◆ **Short problem**
Rewrite the part of the records that opens with the first line and closes with the line containing "65, 218, 74]", replacing "router-switch-icon" with "network-switch-icon" and leaving everything else unchanged.
"""
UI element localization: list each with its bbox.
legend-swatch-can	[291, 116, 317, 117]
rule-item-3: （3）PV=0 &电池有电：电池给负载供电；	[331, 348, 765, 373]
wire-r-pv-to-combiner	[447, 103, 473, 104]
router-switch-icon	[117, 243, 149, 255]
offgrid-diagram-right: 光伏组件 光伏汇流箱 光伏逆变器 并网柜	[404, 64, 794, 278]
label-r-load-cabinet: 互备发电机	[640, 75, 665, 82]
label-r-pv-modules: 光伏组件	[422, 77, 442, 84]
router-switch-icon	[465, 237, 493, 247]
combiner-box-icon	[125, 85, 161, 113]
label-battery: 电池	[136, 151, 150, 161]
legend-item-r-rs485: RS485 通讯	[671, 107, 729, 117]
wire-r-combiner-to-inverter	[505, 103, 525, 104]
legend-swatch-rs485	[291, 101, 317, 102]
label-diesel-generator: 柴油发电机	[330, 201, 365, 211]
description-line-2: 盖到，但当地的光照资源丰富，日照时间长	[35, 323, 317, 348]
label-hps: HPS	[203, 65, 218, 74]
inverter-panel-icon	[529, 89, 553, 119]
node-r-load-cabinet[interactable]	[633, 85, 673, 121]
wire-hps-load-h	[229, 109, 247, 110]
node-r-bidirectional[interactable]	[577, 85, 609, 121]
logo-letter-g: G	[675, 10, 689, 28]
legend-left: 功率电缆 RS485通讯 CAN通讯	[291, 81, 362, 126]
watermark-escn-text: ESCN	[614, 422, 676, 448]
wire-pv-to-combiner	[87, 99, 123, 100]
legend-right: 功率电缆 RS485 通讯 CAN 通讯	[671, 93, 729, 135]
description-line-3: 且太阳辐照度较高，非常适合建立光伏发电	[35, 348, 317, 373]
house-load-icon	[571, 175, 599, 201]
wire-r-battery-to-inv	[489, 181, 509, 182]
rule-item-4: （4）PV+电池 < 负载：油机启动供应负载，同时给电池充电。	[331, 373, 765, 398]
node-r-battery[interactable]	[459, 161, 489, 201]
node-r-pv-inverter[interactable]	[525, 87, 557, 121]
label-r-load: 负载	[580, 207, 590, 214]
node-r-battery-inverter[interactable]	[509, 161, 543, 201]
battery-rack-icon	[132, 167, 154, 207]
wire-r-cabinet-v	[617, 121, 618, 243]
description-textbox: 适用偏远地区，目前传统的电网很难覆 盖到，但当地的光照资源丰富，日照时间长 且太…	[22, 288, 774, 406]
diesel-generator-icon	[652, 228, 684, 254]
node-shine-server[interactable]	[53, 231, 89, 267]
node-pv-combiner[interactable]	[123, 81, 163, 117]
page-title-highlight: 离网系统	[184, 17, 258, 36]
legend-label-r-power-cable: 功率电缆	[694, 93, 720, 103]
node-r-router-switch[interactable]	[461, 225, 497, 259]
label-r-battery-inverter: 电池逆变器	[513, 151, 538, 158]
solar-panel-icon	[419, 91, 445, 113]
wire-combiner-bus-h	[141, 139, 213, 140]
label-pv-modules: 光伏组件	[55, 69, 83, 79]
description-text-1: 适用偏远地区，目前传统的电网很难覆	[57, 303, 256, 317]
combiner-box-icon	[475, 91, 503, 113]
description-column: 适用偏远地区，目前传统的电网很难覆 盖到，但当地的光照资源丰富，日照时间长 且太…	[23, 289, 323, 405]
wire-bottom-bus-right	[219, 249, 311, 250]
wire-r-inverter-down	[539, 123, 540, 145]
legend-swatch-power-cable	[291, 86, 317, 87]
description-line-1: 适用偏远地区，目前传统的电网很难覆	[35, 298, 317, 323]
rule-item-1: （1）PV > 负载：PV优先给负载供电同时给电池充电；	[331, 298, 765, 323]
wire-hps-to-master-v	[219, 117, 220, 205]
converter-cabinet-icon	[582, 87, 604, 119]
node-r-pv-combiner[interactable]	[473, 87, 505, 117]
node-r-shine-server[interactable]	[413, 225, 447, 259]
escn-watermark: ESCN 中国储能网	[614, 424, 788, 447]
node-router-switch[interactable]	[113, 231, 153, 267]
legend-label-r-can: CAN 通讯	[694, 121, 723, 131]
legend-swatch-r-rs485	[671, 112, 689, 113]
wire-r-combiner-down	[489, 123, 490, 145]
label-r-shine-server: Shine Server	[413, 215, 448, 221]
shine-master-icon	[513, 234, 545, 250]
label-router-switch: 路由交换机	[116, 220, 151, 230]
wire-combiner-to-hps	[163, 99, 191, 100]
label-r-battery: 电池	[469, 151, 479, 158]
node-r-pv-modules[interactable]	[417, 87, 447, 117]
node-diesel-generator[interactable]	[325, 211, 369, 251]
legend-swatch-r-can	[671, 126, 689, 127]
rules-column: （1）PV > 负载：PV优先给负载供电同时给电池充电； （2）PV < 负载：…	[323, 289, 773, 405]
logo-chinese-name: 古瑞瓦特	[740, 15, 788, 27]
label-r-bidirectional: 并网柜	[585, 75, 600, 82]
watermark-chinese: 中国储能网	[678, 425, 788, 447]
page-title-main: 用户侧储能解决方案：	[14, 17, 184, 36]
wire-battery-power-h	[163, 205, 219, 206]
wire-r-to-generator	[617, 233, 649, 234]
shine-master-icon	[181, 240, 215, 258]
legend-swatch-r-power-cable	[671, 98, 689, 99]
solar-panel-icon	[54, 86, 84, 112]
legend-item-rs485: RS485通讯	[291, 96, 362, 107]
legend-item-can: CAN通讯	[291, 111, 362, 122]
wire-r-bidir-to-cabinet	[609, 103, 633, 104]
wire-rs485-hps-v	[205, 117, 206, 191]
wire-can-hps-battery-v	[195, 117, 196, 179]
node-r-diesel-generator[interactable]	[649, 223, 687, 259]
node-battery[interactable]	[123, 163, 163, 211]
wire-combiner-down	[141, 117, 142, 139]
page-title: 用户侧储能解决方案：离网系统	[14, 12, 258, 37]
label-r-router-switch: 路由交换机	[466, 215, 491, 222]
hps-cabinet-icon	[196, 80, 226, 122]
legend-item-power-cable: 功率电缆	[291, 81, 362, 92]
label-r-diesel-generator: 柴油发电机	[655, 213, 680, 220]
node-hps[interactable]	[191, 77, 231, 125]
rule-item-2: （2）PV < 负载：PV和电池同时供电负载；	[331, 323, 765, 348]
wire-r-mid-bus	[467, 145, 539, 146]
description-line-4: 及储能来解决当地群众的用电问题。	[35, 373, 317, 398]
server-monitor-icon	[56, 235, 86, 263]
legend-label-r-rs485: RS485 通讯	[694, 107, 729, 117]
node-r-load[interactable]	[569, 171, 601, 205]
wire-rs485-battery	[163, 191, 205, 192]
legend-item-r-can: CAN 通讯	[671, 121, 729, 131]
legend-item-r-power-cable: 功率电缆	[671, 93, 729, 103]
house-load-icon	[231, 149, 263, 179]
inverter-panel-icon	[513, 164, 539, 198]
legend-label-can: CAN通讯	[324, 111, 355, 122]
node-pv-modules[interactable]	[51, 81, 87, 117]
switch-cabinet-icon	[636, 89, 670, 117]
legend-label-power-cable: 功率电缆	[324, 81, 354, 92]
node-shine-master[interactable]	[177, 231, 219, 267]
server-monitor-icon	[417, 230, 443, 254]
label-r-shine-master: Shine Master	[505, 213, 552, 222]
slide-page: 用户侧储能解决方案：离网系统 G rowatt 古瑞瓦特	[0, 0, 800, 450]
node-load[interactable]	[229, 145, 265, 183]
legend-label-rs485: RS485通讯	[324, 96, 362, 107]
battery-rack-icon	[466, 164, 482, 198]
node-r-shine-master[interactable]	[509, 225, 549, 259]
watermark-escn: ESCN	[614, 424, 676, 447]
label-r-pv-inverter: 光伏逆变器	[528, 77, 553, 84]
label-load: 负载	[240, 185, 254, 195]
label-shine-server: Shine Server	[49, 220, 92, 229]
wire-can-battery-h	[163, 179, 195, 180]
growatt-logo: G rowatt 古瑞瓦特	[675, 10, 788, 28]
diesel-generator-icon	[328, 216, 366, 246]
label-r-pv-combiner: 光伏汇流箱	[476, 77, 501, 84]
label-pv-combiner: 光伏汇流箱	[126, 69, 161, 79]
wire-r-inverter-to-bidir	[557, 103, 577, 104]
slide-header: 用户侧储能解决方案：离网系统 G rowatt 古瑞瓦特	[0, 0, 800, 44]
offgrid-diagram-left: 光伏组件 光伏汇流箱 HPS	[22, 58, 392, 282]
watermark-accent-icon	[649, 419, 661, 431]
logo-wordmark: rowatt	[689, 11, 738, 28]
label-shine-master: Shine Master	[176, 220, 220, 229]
"""
◆ **Exercise output**
UI element localization: list each with its bbox.
legend-swatch-can	[291, 116, 317, 117]
rule-item-3: （3）PV=0 &电池有电：电池给负载供电；	[331, 348, 765, 373]
wire-r-pv-to-combiner	[447, 103, 473, 104]
network-switch-icon	[117, 243, 149, 255]
offgrid-diagram-right: 光伏组件 光伏汇流箱 光伏逆变器 并网柜	[404, 64, 794, 278]
label-r-load-cabinet: 互备发电机	[640, 75, 665, 82]
label-r-pv-modules: 光伏组件	[422, 77, 442, 84]
network-switch-icon	[465, 237, 493, 247]
combiner-box-icon	[125, 85, 161, 113]
label-battery: 电池	[136, 151, 150, 161]
legend-item-r-rs485: RS485 通讯	[671, 107, 729, 117]
wire-r-combiner-to-inverter	[505, 103, 525, 104]
legend-swatch-rs485	[291, 101, 317, 102]
label-diesel-generator: 柴油发电机	[330, 201, 365, 211]
description-line-2: 盖到，但当地的光照资源丰富，日照时间长	[35, 323, 317, 348]
label-hps: HPS	[203, 65, 218, 74]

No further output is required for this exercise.